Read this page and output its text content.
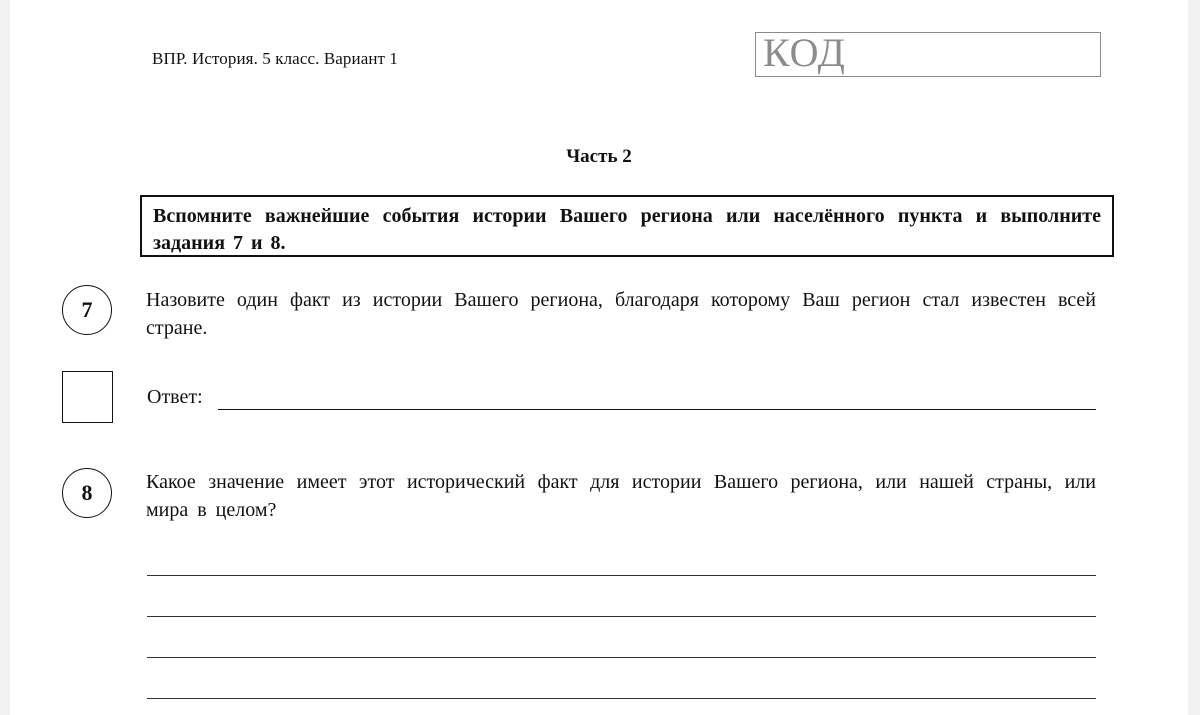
ВПР. История. 5 класс. Вариант 1	КОД
Часть 2
Вспомните важнейшие события истории Вашего региона или населённого пункта и выполните задания 7 и 8.
7	Назовите один факт из истории Вашего региона, благодаря которому Ваш регион стал известен всей стране.
Ответ:
8	Какое значение имеет этот исторический факт для истории Вашего региона, или нашей страны, или мира в целом?
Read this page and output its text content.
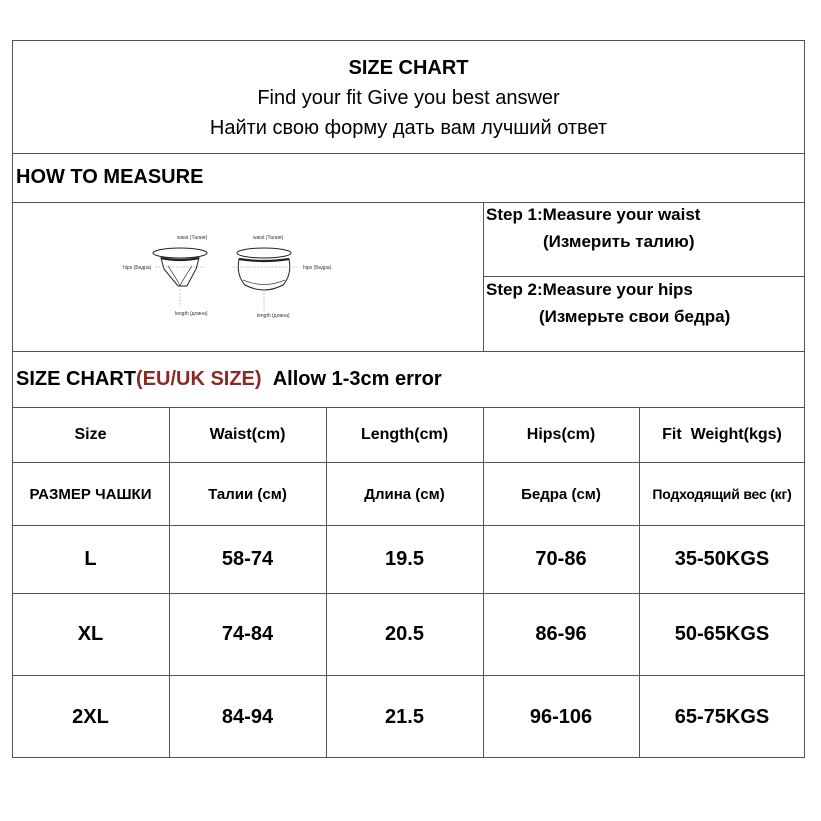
SIZE CHART
Find your fit Give you best answer
Найти свою форму дать вам лучший ответ
HOW TO MEASURE
waist (Талия)	waist (Талия)
hips (Бедра)	hips (Бедра)
length (длина)	length (длина)
Step 1:Measure your waist
(Измерить талию)
Step 2:Measure your hips
(Измерьте свои бедра)
SIZE CHART(EU/UK SIZE) Allow 1-3cm error
Size	Waist(cm)	Length(cm)	Hips(cm)	Fit  Weight(kgs)
РАЗМЕР ЧАШКИ	Талии (см)	Длина (см)	Бедра (см)	Подходящий вес (кг)
L	58-74	19.5	70-86	35-50KGS
XL	74-84	20.5	86-96	50-65KGS
2XL	84-94	21.5	96-106	65-75KGS
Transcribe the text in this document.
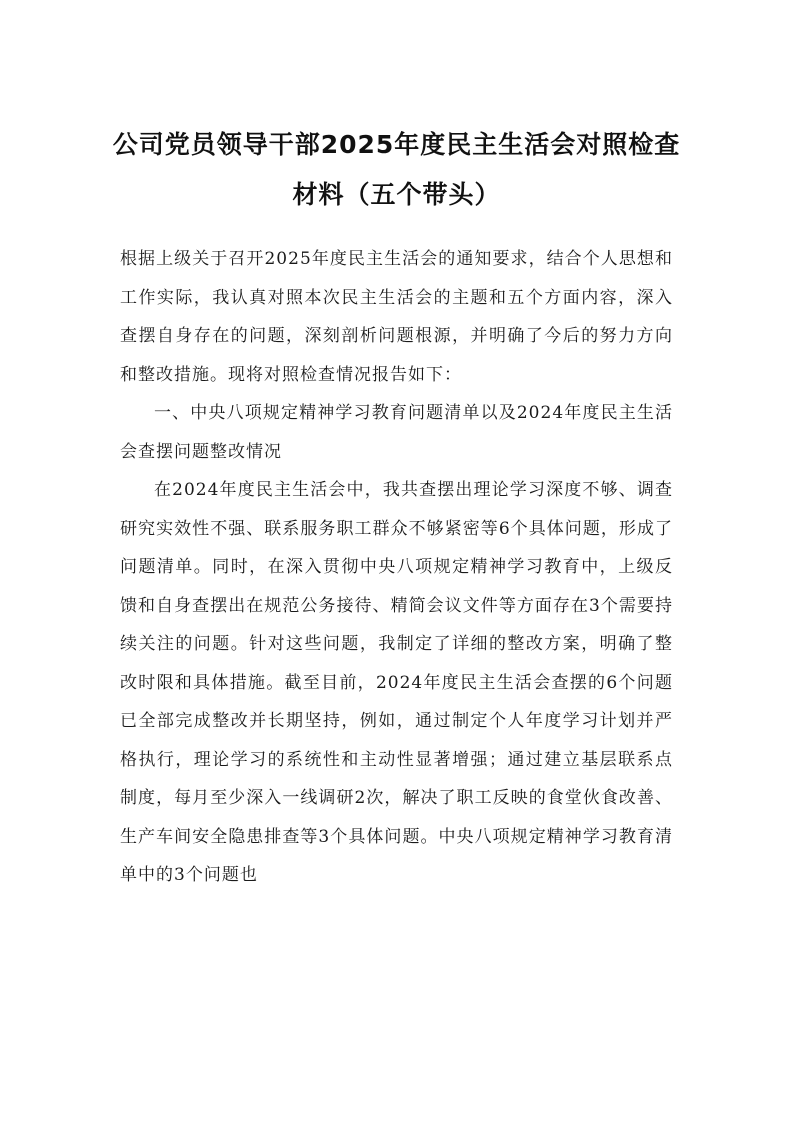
公司党员领导干部2025年度民主生活会对照检查材料（五个带头）

根据上级关于召开2025年度民主生活会的通知要求，结合个人思想和工作实际，我认真对照本次民主生活会的主题和五个方面内容，深入查摆自身存在的问题，深刻剖析问题根源，并明确了今后的努力方向和整改措施。现将对照检查情况报告如下：

一、中央八项规定精神学习教育问题清单以及2024年度民主生活会查摆问题整改情况

在2024年度民主生活会中，我共查摆出理论学习深度不够、调查研究实效性不强、联系服务职工群众不够紧密等6个具体问题，形成了问题清单。同时，在深入贯彻中央八项规定精神学习教育中，上级反馈和自身查摆出在规范公务接待、精简会议文件等方面存在3个需要持续关注的问题。针对这些问题，我制定了详细的整改方案，明确了整改时限和具体措施。截至目前，2024年度民主生活会查摆的6个问题已全部完成整改并长期坚持，例如，通过制定个人年度学习计划并严格执行，理论学习的系统性和主动性显著增强；通过建立基层联系点制度，每月至少深入一线调研2次，解决了职工反映的食堂伙食改善、生产车间安全隐患排查等3个具体问题。中央八项规定精神学习教育清单中的3个问题也
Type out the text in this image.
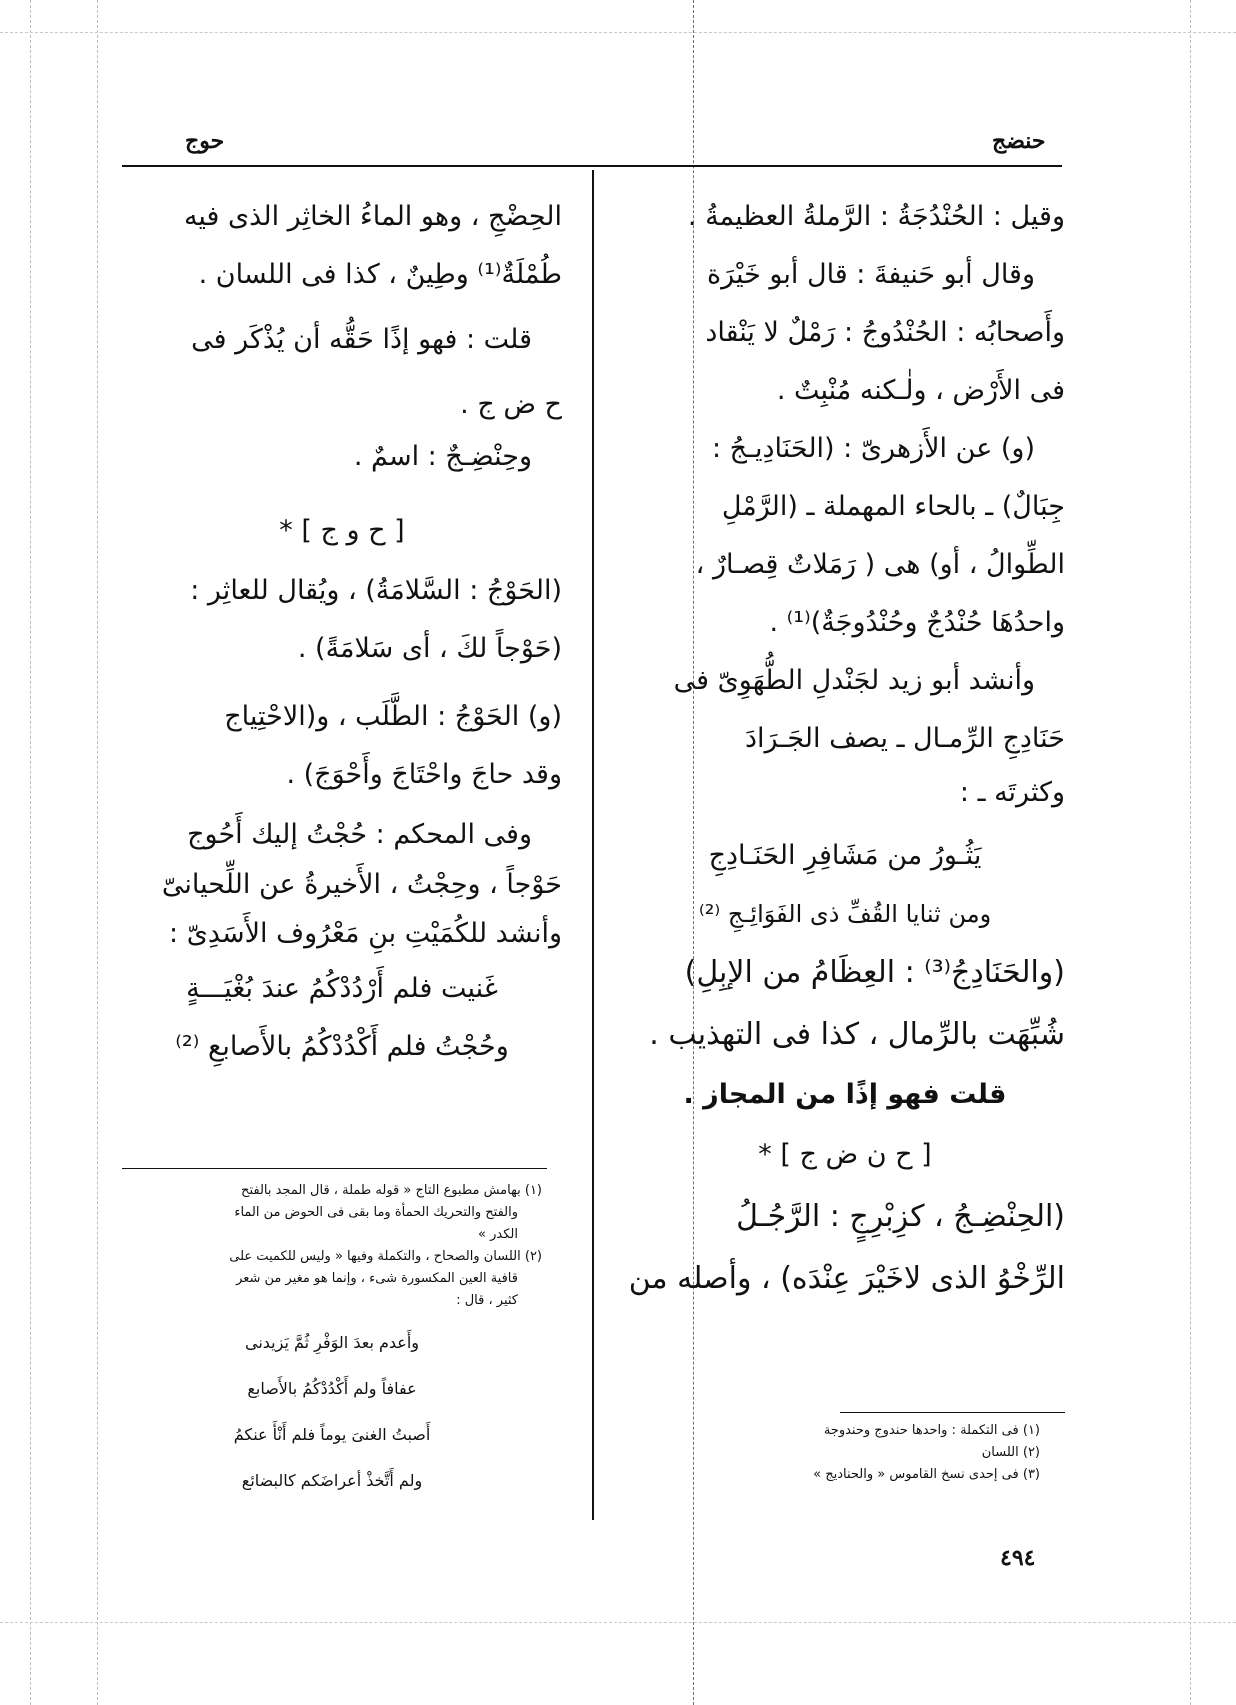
حنضج
حوج

وقيل : الحُنْدُجَةُ : الرَّملةُ العظيمةُ .

وقال أبو حَنيفةَ : قال أبو خَيْرَة

وأَصحابُه : الحُنْدُوجُ : رَمْلٌ لا يَنْقاد

فى الأَرْض ، ولٰـكنه مُنْبِتٌ .

(و) عن الأَزهرىّ : (الحَنَادِيـجُ :

جِبَالٌ) ـ بالحاء المهملة ـ (الرَّمْلِ

الطِّوالُ ، أو) هى ( رَمَلاتٌ قِصـارٌ ،

واحدُهَا حُنْدُجٌ وحُنْدُوجَةٌ)⁽¹⁾ .

وأنشد أبو زيد لجَنْدلِ الطُّهَوِىّ فى

حَنَادِجِ الرِّمـال ـ يصف الجَـرَادَ

وكثرتَه ـ :

يَثُـورُ من مَشَافِرِ الحَنَـادِجِ

ومن ثنايا القُفِّ ذى الفَوَائِـجِ ⁽²⁾

(والحَنَادِجُ⁽³⁾ : العِظَامُ من الإبِلِ)

شُبِّهَت بالرِّمال ، كذا فى التهذيب .

قلت فهو إذًا من المجاز .

[ ح ن ض ج ] *

(الحِنْضِـجُ ، كزِبْرِجٍ : الرَّجُـلُ

الرِّخْوُ الذى لاخَيْرَ عِنْدَه) ، وأصله من

(١) فى التكملة : واحدها حندوج وحندوجة

(٢) اللسان

(٣) فى إحدى نسخ القاموس « والحناديج »

الحِضْجِ ، وهو الماءُ الخاثِر الذى فيه

طُمْلَةٌ⁽¹⁾ وطِينٌ ، كذا فى اللسان .

قلت : فهو إذًا حَقُّه أن يُذْكَر فى

ح ض ج .

وحِنْضِـجٌ : اسمٌ .

[ ح و ج ] *

(الحَوْجُ : السَّلامَةُ) ، ويُقال للعاثِر :

(حَوْجاً لكَ ، أى سَلامَةً) .

(و) الحَوْجُ : الطَّلَب ، و(الاحْتِياج

وقد حاجَ واحْتَاجَ وأَحْوَجَ) .

وفى المحكم : حُجْتُ إليك أَحُوج

حَوْجاً ، وحِجْتُ ، الأَخيرةُ عن اللِّحيانىّ

وأنشد للكُمَيْتِ بنِ مَعْرُوف الأَسَدِىّ :

غَنيت فلم أَرْدُدْكُمُ عندَ بُغْيَـــةٍ

وحُجْتُ فلم أَكْدُدْكُمُ بالأَصابعِ ⁽²⁾

(١) بهامش مطبوع التاج « قوله طملة ، قال المجد بالفتح

والفتح والتحريك الحمأة وما بقى فى الحوض من الماء

الكدر »

(٢) اللسان والصحاح ، والتكملة وفيها « وليس للكميت على

قافية العين المكسورة شىء ، وإنما هو مغير من شعر

كثير ، قال :

وأَعدم بعدَ الوَفْرِ ثُمَّ يَزيدنى

عفافاً ولم أَكْدُدْكُمُ بالأَصابع

أَصبتُ الغنىَ يوماً فلم أَنْأَ عنكمُ

ولم أَتَّخذْ أعراضَكم كالبضائع

٤٩٤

■ ■ ■ ■ ■

■ Exercise prompt: Copy out every line of the listing that includes the string "اللسان".

■ The response:
(٢) اللسان
طُمْلَةٌ⁽¹⁾ وطِينٌ ، كذا فى اللسان .
(٢) اللسان والصحاح ، والتكملة وفيها « وليس للكميت على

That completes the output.